_WHAT IS BEING ASKED_
Pick out each line in these entries that contains the string "此时应将平衡螺母向".

——————

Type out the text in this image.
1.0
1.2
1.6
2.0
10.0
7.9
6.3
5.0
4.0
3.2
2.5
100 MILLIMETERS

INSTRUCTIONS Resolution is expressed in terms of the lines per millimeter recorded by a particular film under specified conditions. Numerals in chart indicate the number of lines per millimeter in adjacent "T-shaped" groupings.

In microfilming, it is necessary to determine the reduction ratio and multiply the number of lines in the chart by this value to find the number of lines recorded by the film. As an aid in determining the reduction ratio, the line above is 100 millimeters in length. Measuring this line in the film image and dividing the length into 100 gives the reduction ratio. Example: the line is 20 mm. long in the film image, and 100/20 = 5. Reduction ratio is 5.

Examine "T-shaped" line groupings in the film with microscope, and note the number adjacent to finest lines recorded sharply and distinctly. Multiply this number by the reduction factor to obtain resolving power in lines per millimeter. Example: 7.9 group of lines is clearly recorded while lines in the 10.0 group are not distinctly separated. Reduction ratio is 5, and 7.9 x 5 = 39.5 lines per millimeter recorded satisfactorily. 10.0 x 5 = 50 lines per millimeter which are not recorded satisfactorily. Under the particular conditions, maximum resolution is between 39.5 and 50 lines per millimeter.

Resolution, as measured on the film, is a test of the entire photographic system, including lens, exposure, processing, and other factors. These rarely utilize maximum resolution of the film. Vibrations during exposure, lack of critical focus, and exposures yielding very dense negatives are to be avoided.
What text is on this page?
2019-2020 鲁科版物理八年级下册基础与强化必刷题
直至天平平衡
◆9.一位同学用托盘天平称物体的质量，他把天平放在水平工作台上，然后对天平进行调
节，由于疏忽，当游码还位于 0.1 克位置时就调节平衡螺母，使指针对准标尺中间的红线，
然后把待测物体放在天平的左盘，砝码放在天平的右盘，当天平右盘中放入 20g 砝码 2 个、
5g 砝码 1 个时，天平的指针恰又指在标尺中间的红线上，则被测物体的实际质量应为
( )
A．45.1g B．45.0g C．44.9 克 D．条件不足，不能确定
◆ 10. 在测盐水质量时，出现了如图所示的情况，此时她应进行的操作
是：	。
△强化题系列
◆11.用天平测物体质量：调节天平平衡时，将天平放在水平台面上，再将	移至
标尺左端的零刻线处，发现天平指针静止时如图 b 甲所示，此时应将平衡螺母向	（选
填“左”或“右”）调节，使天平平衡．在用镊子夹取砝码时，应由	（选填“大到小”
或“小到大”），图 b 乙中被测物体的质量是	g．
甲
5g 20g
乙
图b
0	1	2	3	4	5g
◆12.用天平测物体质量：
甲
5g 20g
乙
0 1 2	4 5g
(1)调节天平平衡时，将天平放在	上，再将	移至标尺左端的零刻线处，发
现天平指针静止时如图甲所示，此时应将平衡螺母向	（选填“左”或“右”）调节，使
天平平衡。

——————

_FINAL RESULT_
标尺左端的零刻线处，发现天平指针静止时如图 b 甲所示，此时应将平衡螺母向	（选
现天平指针静止时如图甲所示，此时应将平衡螺母向	（选填“左”或“右”）调节，使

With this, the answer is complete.